## [RECORDS SUPPLIED]
---*---

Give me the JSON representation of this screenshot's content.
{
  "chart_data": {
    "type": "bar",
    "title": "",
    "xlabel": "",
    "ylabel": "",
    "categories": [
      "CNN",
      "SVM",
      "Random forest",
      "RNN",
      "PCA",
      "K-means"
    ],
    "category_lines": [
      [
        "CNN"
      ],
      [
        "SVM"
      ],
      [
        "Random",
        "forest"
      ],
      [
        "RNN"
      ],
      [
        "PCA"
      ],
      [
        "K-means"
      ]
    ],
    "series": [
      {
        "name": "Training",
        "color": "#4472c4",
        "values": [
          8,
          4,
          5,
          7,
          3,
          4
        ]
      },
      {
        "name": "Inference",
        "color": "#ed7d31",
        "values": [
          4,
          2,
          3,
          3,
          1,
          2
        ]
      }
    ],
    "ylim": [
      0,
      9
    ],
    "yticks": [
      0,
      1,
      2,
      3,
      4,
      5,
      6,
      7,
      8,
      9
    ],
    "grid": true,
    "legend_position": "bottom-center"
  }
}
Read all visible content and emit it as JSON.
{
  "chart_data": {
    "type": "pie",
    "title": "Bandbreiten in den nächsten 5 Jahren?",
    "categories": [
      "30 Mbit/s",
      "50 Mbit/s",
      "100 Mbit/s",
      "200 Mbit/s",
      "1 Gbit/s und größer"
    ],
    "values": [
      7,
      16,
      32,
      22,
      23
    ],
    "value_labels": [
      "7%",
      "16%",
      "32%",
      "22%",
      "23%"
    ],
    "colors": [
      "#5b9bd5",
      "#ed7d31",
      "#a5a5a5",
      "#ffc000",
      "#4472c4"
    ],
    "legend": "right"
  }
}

---*---

## [WORK INSTRUCTIONS]
Reproduce the material exactly, with every line intact.

## [FINAL ANSWER]
Give me the JSON representation of this screenshot's content.
{
  "chart_data": {
    "type": "bar",
    "title": "",
    "xlabel": "",
    "ylabel": "",
    "categories": [
      "CNN",
      "SVM",
      "Random forest",
      "RNN",
      "PCA",
      "K-means"
    ],
    "category_lines": [
      [
        "CNN"
      ],
      [
        "SVM"
      ],
      [
        "Random",
        "forest"
      ],
      [
        "RNN"
      ],
      [
        "PCA"
      ],
      [
        "K-means"
      ]
    ],
    "series": [
      {
        "name": "Training",
        "color": "#4472c4",
        "values": [
          8,
          4,
          5,
          7,
          3,
          4
        ]
      },
      {
        "name": "Inference",
        "color": "#ed7d31",
        "values": [
          4,
          2,
          3,
          3,
          1,
          2
        ]
      }
    ],
    "ylim": [
      0,
      9
    ],
    "yticks": [
      0,
      1,
      2,
      3,
      4,
      5,
      6,
      7,
      8,
      9
    ],
    "grid": true,
    "legend_position": "bottom-center"
  }
}
Read all visible content and emit it as JSON.
{
  "chart_data": {
    "type": "pie",
    "title": "Bandbreiten in den nächsten 5 Jahren?",
    "categories": [
      "30 Mbit/s",
      "50 Mbit/s",
      "100 Mbit/s",
      "200 Mbit/s",
      "1 Gbit/s und größer"
    ],
    "values": [
      7,
      16,
      32,
      22,
      23
    ],
    "value_labels": [
      "7%",
      "16%",
      "32%",
      "22%",
      "23%"
    ],
    "colors": [
      "#5b9bd5",
      "#ed7d31",
      "#a5a5a5",
      "#ffc000",
      "#4472c4"
    ],
    "legend": "right"
  }
}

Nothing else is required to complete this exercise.